[start of Material provided]

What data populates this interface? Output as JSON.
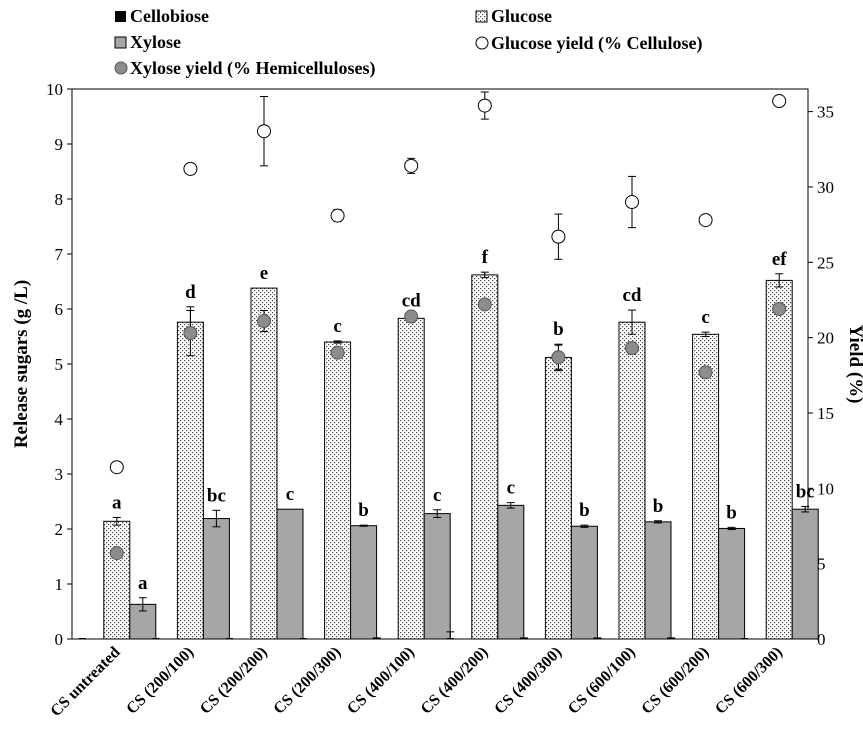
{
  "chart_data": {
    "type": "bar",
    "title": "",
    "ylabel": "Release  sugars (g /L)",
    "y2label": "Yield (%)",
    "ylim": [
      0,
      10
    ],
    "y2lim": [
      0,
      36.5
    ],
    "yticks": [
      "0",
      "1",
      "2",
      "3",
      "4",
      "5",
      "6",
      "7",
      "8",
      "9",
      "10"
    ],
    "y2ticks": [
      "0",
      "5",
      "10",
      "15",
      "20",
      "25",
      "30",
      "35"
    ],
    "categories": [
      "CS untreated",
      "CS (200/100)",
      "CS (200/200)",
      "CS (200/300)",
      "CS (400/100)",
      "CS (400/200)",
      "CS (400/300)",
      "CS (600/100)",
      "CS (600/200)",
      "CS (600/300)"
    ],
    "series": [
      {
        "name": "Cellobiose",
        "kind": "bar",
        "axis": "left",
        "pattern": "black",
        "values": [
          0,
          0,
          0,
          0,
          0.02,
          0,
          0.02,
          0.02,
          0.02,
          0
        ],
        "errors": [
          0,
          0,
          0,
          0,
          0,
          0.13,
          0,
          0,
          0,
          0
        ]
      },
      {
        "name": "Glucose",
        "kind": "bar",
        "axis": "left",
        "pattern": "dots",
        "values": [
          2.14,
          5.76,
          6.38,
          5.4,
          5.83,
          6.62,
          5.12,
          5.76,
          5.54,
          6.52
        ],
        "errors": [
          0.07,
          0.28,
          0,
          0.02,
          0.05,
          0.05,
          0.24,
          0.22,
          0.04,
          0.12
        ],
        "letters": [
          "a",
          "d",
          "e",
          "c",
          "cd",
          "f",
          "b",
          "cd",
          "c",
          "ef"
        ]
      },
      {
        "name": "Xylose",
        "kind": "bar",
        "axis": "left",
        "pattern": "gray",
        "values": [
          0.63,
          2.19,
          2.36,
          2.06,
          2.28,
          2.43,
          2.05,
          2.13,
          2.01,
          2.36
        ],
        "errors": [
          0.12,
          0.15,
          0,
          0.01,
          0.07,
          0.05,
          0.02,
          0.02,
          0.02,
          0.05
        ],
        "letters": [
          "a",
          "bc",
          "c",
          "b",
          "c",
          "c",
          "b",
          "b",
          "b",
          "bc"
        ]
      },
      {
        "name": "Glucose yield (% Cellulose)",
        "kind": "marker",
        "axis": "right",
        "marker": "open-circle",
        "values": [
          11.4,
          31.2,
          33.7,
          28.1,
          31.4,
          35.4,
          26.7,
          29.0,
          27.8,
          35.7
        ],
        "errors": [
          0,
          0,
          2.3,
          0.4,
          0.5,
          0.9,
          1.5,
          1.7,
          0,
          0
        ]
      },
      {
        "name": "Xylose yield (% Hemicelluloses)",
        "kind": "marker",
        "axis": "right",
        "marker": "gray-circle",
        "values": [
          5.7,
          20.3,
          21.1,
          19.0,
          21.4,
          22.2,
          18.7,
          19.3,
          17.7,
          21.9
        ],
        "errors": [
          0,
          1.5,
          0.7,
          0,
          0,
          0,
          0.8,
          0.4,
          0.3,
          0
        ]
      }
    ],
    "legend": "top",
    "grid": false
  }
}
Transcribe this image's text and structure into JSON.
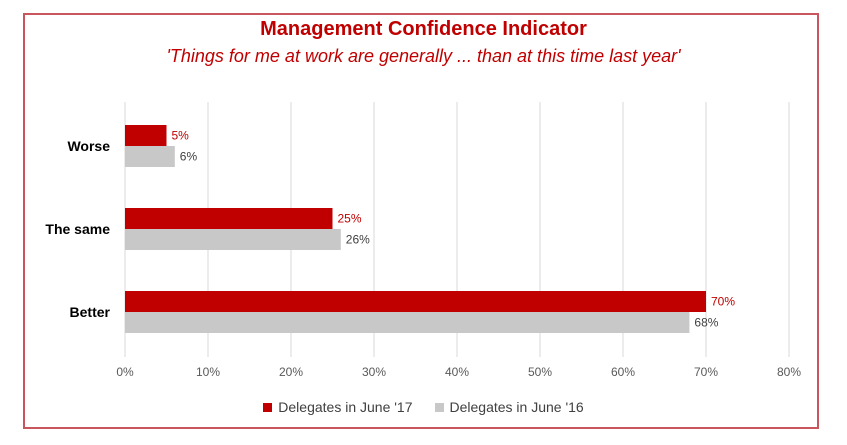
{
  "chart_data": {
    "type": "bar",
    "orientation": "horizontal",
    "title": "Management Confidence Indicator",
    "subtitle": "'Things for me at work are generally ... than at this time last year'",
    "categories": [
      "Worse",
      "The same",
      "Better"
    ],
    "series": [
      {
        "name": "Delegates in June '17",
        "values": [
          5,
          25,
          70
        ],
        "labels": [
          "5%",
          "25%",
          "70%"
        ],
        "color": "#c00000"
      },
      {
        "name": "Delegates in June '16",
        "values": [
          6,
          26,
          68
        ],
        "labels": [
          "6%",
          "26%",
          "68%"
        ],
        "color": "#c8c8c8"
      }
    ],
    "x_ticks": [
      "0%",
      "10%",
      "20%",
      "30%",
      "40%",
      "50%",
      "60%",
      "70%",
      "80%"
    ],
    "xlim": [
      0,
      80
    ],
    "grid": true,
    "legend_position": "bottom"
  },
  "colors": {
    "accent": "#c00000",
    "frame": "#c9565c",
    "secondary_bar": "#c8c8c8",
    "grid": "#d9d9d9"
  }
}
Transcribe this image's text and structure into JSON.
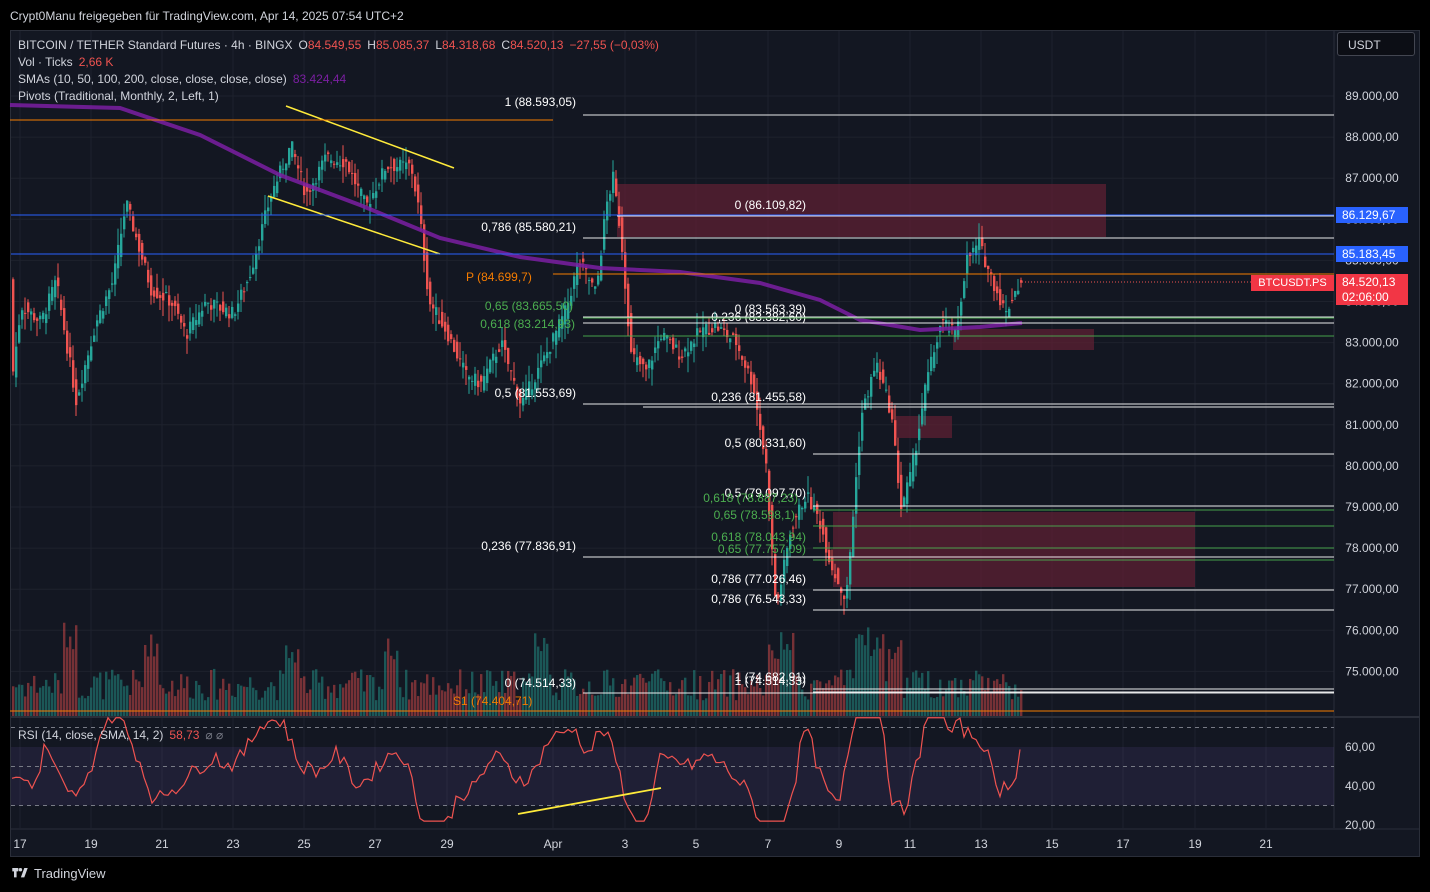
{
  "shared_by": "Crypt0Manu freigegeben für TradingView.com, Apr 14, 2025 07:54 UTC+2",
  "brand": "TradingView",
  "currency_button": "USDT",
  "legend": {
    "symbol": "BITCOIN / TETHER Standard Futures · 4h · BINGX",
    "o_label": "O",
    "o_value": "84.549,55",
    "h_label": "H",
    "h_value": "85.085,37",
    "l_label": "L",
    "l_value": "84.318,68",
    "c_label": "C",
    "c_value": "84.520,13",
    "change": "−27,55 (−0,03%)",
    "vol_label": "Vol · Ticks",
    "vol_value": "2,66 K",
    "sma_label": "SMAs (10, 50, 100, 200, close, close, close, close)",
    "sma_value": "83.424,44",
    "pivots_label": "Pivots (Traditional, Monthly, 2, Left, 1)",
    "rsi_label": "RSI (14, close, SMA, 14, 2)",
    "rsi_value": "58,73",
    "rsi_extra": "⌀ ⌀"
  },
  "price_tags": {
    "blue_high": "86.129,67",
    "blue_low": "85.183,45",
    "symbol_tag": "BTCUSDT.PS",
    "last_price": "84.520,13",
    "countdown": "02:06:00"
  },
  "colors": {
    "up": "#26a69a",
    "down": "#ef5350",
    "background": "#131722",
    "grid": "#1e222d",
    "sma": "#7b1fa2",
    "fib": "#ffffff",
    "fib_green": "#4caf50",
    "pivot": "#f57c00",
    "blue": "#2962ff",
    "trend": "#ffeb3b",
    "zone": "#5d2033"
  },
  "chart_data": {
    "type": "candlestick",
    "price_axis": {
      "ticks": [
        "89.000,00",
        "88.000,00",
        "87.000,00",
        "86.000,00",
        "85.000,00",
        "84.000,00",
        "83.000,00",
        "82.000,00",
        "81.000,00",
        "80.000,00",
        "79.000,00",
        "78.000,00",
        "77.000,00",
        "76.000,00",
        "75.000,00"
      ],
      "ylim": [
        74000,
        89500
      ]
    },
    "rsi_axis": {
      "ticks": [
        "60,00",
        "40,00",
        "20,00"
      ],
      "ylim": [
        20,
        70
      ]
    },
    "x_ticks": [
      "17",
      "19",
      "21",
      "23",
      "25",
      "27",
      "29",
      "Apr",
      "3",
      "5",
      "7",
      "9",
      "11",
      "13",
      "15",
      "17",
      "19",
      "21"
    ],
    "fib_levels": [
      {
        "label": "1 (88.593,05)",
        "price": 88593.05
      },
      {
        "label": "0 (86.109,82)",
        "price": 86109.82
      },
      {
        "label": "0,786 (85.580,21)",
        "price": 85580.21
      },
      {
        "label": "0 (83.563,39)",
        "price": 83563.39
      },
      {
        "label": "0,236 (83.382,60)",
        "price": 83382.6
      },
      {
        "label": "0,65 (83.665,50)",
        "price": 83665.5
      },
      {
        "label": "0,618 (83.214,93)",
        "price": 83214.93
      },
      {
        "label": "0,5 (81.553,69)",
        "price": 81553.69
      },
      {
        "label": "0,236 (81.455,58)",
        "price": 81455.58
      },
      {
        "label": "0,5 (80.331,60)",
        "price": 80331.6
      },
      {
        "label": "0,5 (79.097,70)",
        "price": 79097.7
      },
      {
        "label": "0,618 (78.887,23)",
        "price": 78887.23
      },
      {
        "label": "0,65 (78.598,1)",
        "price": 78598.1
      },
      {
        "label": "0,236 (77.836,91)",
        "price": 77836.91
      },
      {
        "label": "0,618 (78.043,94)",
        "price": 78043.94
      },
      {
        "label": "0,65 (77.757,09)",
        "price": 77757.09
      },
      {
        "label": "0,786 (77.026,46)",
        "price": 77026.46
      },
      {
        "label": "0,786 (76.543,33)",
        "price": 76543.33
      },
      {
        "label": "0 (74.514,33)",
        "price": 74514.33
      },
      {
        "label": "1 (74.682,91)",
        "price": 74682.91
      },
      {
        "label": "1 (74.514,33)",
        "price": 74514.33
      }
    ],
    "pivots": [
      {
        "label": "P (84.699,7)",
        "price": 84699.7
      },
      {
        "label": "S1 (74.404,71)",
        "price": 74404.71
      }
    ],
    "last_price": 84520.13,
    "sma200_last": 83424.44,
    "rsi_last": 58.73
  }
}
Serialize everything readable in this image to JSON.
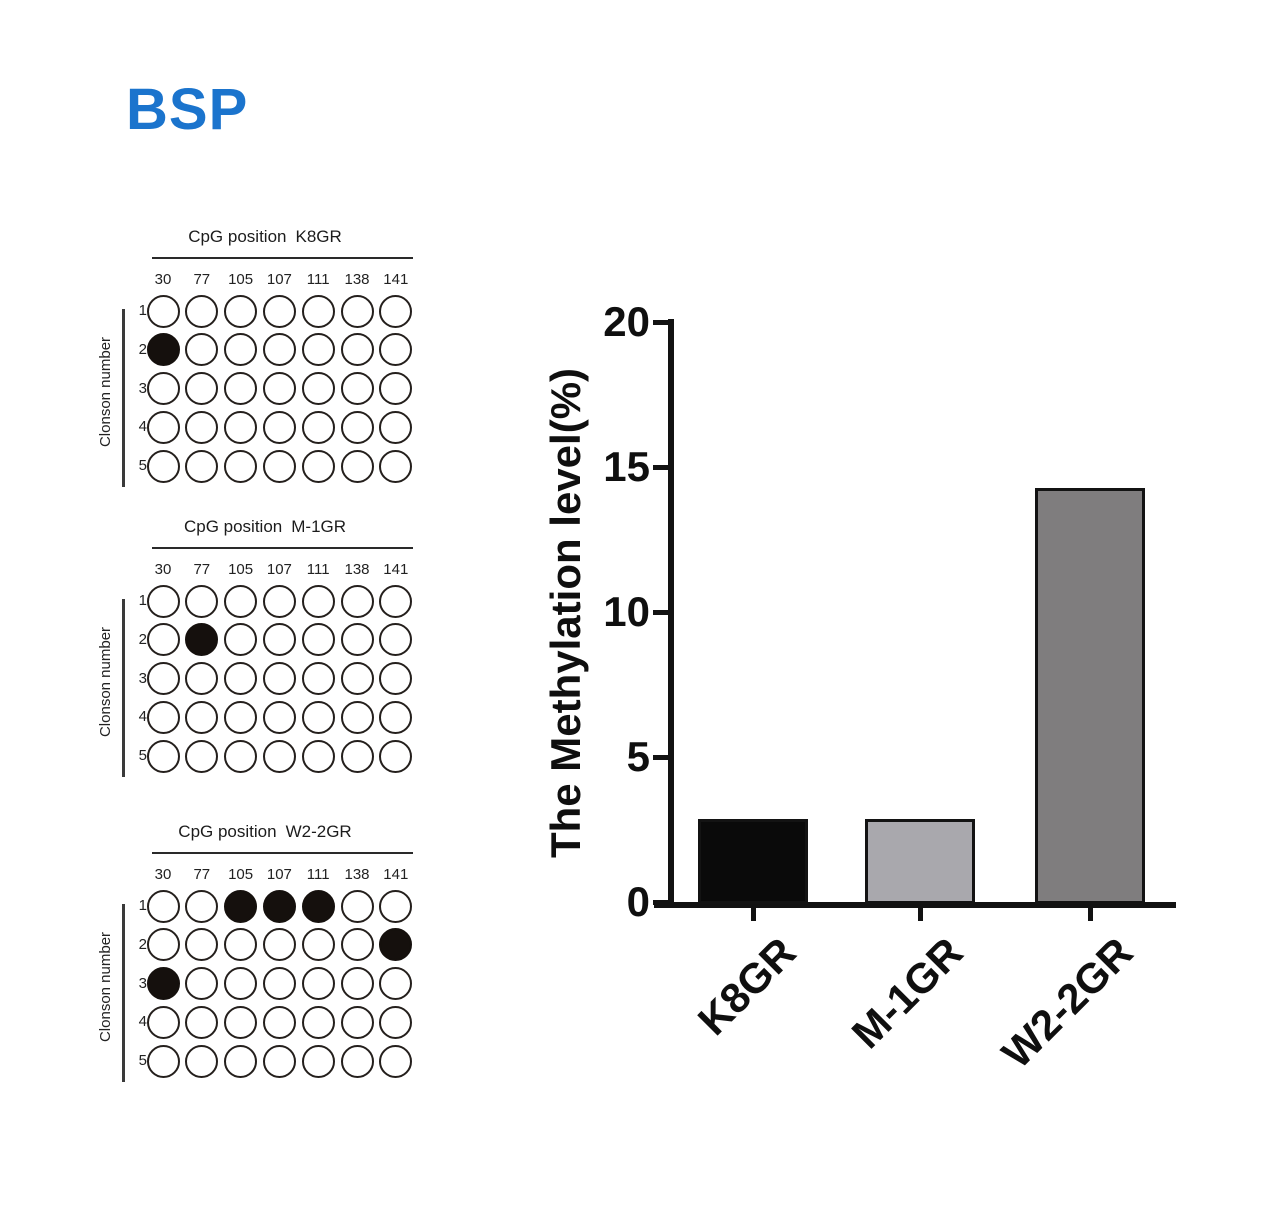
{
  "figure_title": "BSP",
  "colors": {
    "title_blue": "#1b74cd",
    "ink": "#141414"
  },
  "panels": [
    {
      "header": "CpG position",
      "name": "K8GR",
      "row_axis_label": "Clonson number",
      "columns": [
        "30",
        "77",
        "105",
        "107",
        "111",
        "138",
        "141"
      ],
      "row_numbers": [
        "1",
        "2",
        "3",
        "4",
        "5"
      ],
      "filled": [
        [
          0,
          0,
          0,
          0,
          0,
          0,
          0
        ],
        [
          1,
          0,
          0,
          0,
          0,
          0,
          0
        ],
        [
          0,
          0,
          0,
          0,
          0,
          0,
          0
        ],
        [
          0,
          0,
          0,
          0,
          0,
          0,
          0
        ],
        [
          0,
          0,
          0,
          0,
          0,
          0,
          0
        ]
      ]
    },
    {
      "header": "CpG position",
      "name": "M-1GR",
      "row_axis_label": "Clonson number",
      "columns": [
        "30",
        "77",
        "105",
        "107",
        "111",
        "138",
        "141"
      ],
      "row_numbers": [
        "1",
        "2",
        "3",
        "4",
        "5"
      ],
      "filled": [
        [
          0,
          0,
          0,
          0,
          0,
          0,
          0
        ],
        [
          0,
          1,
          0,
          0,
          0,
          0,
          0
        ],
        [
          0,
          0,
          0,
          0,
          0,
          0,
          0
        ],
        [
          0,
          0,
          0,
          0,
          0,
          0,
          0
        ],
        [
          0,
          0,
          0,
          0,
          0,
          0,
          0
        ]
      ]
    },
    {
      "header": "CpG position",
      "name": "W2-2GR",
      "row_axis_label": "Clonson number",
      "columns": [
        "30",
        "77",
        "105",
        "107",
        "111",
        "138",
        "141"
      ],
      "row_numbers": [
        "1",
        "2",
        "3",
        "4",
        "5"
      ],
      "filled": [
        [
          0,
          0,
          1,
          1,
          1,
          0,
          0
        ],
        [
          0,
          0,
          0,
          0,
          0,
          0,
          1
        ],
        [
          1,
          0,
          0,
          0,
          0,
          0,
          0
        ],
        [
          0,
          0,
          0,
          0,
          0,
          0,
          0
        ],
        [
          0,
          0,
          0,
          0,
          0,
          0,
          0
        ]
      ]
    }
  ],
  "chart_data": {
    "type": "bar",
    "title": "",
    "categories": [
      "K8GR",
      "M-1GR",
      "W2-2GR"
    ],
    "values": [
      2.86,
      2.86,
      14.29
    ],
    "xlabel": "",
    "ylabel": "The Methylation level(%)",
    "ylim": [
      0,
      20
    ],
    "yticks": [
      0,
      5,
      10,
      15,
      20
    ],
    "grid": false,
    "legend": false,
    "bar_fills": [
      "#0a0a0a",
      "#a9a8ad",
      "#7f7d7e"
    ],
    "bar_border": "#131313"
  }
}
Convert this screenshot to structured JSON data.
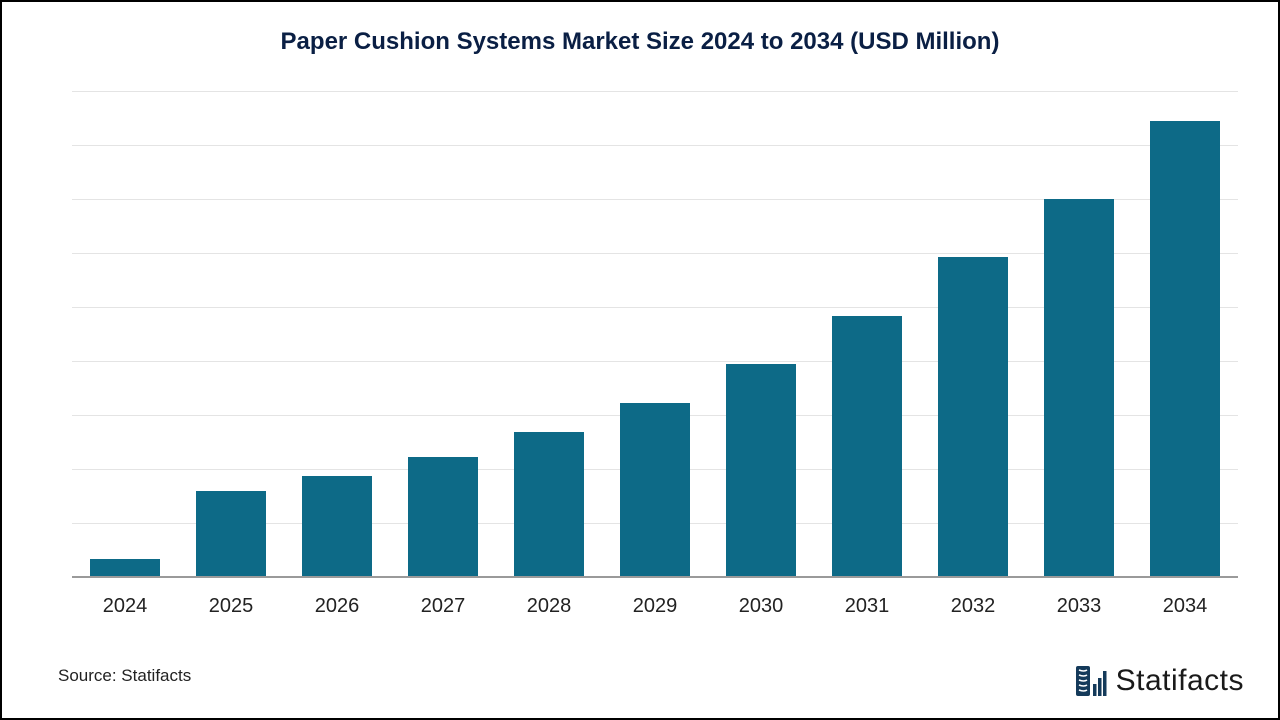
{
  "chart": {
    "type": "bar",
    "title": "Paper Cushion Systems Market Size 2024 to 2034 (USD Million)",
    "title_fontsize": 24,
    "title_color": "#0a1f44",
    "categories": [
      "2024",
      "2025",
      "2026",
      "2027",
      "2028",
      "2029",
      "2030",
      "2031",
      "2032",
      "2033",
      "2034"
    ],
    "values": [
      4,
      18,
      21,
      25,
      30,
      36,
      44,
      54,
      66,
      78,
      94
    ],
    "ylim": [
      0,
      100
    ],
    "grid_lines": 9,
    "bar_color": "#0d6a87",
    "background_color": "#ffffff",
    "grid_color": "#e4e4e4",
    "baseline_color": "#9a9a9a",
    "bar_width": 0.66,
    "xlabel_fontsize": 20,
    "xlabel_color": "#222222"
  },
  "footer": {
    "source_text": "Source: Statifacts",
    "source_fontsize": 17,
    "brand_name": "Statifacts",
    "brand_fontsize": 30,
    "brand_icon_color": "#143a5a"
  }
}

[end of Material provided]

= Your goal =
Using the listing above, pick out each line that contains the word "Delegates", then copy it.

= Answer to the task =
        "name": "Delegates in June '17",
        "name": "Delegates in June '16",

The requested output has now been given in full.